Go through the listing and write out all of it exactly.

LISTING –
▼
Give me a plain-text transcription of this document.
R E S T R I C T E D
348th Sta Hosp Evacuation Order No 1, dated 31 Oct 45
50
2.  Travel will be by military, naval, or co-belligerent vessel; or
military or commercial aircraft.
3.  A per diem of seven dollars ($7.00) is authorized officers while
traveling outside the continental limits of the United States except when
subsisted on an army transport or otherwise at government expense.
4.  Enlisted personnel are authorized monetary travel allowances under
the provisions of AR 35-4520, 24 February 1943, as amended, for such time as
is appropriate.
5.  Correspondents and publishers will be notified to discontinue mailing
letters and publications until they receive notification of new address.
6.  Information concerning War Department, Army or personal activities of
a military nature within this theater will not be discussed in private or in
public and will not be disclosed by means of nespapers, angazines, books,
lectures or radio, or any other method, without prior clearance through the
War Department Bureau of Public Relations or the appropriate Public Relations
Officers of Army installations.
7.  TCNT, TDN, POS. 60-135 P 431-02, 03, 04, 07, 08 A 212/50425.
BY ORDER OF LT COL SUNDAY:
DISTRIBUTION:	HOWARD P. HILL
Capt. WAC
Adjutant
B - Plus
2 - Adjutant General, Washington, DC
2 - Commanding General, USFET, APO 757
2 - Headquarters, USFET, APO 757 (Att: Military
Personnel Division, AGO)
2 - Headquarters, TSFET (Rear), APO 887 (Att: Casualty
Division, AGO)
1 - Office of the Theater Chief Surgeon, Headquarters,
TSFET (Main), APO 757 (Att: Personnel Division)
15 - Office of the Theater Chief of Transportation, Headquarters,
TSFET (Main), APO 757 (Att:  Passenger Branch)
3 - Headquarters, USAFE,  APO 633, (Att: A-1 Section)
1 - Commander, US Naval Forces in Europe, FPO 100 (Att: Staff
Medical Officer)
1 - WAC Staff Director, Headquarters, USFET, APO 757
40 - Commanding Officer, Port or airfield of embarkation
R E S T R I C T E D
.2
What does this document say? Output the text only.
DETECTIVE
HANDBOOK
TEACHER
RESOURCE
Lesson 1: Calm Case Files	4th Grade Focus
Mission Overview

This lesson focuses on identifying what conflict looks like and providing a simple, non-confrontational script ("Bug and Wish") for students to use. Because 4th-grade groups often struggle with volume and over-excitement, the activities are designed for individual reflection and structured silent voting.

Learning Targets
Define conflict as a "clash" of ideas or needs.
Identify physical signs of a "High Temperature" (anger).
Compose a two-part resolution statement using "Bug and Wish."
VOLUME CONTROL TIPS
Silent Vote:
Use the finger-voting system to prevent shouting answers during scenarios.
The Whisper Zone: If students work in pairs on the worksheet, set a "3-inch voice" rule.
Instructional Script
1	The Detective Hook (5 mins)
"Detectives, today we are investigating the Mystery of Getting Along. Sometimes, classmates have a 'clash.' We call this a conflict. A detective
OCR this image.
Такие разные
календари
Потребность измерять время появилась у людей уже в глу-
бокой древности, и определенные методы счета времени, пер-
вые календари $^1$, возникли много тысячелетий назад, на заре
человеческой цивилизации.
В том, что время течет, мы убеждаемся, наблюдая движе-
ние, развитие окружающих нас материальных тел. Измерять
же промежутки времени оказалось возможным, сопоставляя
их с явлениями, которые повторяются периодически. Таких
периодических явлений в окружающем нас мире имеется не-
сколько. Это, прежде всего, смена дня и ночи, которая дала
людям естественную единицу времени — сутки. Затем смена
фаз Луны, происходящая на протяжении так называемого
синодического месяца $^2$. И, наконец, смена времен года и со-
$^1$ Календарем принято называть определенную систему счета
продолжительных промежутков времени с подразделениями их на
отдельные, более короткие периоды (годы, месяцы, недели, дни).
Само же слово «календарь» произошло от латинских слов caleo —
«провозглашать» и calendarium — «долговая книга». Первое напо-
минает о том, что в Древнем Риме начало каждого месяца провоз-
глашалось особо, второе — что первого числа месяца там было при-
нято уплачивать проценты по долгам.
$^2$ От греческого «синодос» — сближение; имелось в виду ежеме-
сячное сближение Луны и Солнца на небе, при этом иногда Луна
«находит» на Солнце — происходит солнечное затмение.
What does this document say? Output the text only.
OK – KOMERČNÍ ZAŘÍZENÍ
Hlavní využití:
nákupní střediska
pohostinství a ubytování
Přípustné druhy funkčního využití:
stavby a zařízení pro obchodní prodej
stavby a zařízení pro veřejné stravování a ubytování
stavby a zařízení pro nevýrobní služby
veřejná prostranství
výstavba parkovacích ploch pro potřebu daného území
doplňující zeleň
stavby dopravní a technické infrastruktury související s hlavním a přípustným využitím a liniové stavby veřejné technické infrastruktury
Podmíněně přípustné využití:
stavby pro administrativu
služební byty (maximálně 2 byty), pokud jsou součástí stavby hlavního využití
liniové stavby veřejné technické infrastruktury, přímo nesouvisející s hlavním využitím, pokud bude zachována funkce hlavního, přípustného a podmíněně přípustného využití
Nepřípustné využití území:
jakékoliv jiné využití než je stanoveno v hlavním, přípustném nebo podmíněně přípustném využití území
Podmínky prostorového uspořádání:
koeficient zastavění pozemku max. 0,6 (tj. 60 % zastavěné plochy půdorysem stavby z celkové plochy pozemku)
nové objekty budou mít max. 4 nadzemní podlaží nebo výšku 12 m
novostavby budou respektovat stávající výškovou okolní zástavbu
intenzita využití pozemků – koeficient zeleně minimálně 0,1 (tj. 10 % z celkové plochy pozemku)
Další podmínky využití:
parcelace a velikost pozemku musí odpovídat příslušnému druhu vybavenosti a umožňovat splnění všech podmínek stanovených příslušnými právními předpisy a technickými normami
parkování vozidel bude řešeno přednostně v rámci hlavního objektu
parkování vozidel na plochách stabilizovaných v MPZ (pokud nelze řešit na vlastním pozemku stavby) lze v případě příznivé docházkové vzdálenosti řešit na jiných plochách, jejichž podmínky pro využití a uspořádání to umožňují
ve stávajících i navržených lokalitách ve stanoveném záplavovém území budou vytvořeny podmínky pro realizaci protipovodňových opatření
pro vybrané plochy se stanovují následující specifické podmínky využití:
▲
RESULT –
Give me a plain-text transcription of this document.
R E S T R I C T E D
348th Sta Hosp Evacuation Order No 1, dated 31 Oct 45
50
2.  Travel will be by military, naval, or co-belligerent vessel; or
military or commercial aircraft.
3.  A per diem of seven dollars ($7.00) is authorized officers while
traveling outside the continental limits of the United States except when
subsisted on an army transport or otherwise at government expense.
4.  Enlisted personnel are authorized monetary travel allowances under
the provisions of AR 35-4520, 24 February 1943, as amended, for such time as
is appropriate.
5.  Correspondents and publishers will be notified to discontinue mailing
letters and publications until they receive notification of new address.
6.  Information concerning War Department, Army or personal activities of
a military nature within this theater will not be discussed in private or in
public and will not be disclosed by means of nespapers, angazines, books,
lectures or radio, or any other method, without prior clearance through the
War Department Bureau of Public Relations or the appropriate Public Relations
Officers of Army installations.
7.  TCNT, TDN, POS. 60-135 P 431-02, 03, 04, 07, 08 A 212/50425.
BY ORDER OF LT COL SUNDAY:
DISTRIBUTION:	HOWARD P. HILL
Capt. WAC
Adjutant
B - Plus
2 - Adjutant General, Washington, DC
2 - Commanding General, USFET, APO 757
2 - Headquarters, USFET, APO 757 (Att: Military
Personnel Division, AGO)
2 - Headquarters, TSFET (Rear), APO 887 (Att: Casualty
Division, AGO)
1 - Office of the Theater Chief Surgeon, Headquarters,
TSFET (Main), APO 757 (Att: Personnel Division)
15 - Office of the Theater Chief of Transportation, Headquarters,
TSFET (Main), APO 757 (Att:  Passenger Branch)
3 - Headquarters, USAFE,  APO 633, (Att: A-1 Section)
1 - Commander, US Naval Forces in Europe, FPO 100 (Att: Staff
Medical Officer)
1 - WAC Staff Director, Headquarters, USFET, APO 757
40 - Commanding Officer, Port or airfield of embarkation
R E S T R I C T E D
.2
What does this document say? Output the text only.
DETECTIVE
HANDBOOK
TEACHER
RESOURCE
Lesson 1: Calm Case Files	4th Grade Focus
Mission Overview

This lesson focuses on identifying what conflict looks like and providing a simple, non-confrontational script ("Bug and Wish") for students to use. Because 4th-grade groups often struggle with volume and over-excitement, the activities are designed for individual reflection and structured silent voting.

Learning Targets
Define conflict as a "clash" of ideas or needs.
Identify physical signs of a "High Temperature" (anger).
Compose a two-part resolution statement using "Bug and Wish."
VOLUME CONTROL TIPS
Silent Vote:
Use the finger-voting system to prevent shouting answers during scenarios.
The Whisper Zone: If students work in pairs on the worksheet, set a "3-inch voice" rule.
Instructional Script
1	The Detective Hook (5 mins)
"Detectives, today we are investigating the Mystery of Getting Along. Sometimes, classmates have a 'clash.' We call this a conflict. A detective
OCR this image.
Такие разные
календари
Потребность измерять время появилась у людей уже в глу-
бокой древности, и определенные методы счета времени, пер-
вые календари $^1$, возникли много тысячелетий назад, на заре
человеческой цивилизации.
В том, что время течет, мы убеждаемся, наблюдая движе-
ние, развитие окружающих нас материальных тел. Измерять
же промежутки времени оказалось возможным, сопоставляя
их с явлениями, которые повторяются периодически. Таких
периодических явлений в окружающем нас мире имеется не-
сколько. Это, прежде всего, смена дня и ночи, которая дала
людям естественную единицу времени — сутки. Затем смена
фаз Луны, происходящая на протяжении так называемого
синодического месяца $^2$. И, наконец, смена времен года и со-
$^1$ Календарем принято называть определенную систему счета
продолжительных промежутков времени с подразделениями их на
отдельные, более короткие периоды (годы, месяцы, недели, дни).
Само же слово «календарь» произошло от латинских слов caleo —
«провозглашать» и calendarium — «долговая книга». Первое напо-
минает о том, что в Древнем Риме начало каждого месяца провоз-
глашалось особо, второе — что первого числа месяца там было при-
нято уплачивать проценты по долгам.
$^2$ От греческого «синодос» — сближение; имелось в виду ежеме-
сячное сближение Луны и Солнца на небе, при этом иногда Луна
«находит» на Солнце — происходит солнечное затмение.
What does this document say? Output the text only.
OK – KOMERČNÍ ZAŘÍZENÍ
Hlavní využití:
nákupní střediska
pohostinství a ubytování
Přípustné druhy funkčního využití:
stavby a zařízení pro obchodní prodej
stavby a zařízení pro veřejné stravování a ubytování
stavby a zařízení pro nevýrobní služby
veřejná prostranství
výstavba parkovacích ploch pro potřebu daného území
doplňující zeleň
stavby dopravní a technické infrastruktury související s hlavním a přípustným využitím a liniové stavby veřejné technické infrastruktury
Podmíněně přípustné využití:
stavby pro administrativu
služební byty (maximálně 2 byty), pokud jsou součástí stavby hlavního využití
liniové stavby veřejné technické infrastruktury, přímo nesouvisející s hlavním využitím, pokud bude zachována funkce hlavního, přípustného a podmíněně přípustného využití
Nepřípustné využití území:
jakékoliv jiné využití než je stanoveno v hlavním, přípustném nebo podmíněně přípustném využití území
Podmínky prostorového uspořádání:
koeficient zastavění pozemku max. 0,6 (tj. 60 % zastavěné plochy půdorysem stavby z celkové plochy pozemku)
nové objekty budou mít max. 4 nadzemní podlaží nebo výšku 12 m
novostavby budou respektovat stávající výškovou okolní zástavbu
intenzita využití pozemků – koeficient zeleně minimálně 0,1 (tj. 10 % z celkové plochy pozemku)
Další podmínky využití:
parcelace a velikost pozemku musí odpovídat příslušnému druhu vybavenosti a umožňovat splnění všech podmínek stanovených příslušnými právními předpisy a technickými normami
parkování vozidel bude řešeno přednostně v rámci hlavního objektu
parkování vozidel na plochách stabilizovaných v MPZ (pokud nelze řešit na vlastním pozemku stavby) lze v případě příznivé docházkové vzdálenosti řešit na jiných plochách, jejichž podmínky pro využití a uspořádání to umožňují
ve stávajících i navržených lokalitách ve stanoveném záplavovém území budou vytvořeny podmínky pro realizaci protipovodňových opatření
pro vybrané plochy se stanovují následující specifické podmínky využití:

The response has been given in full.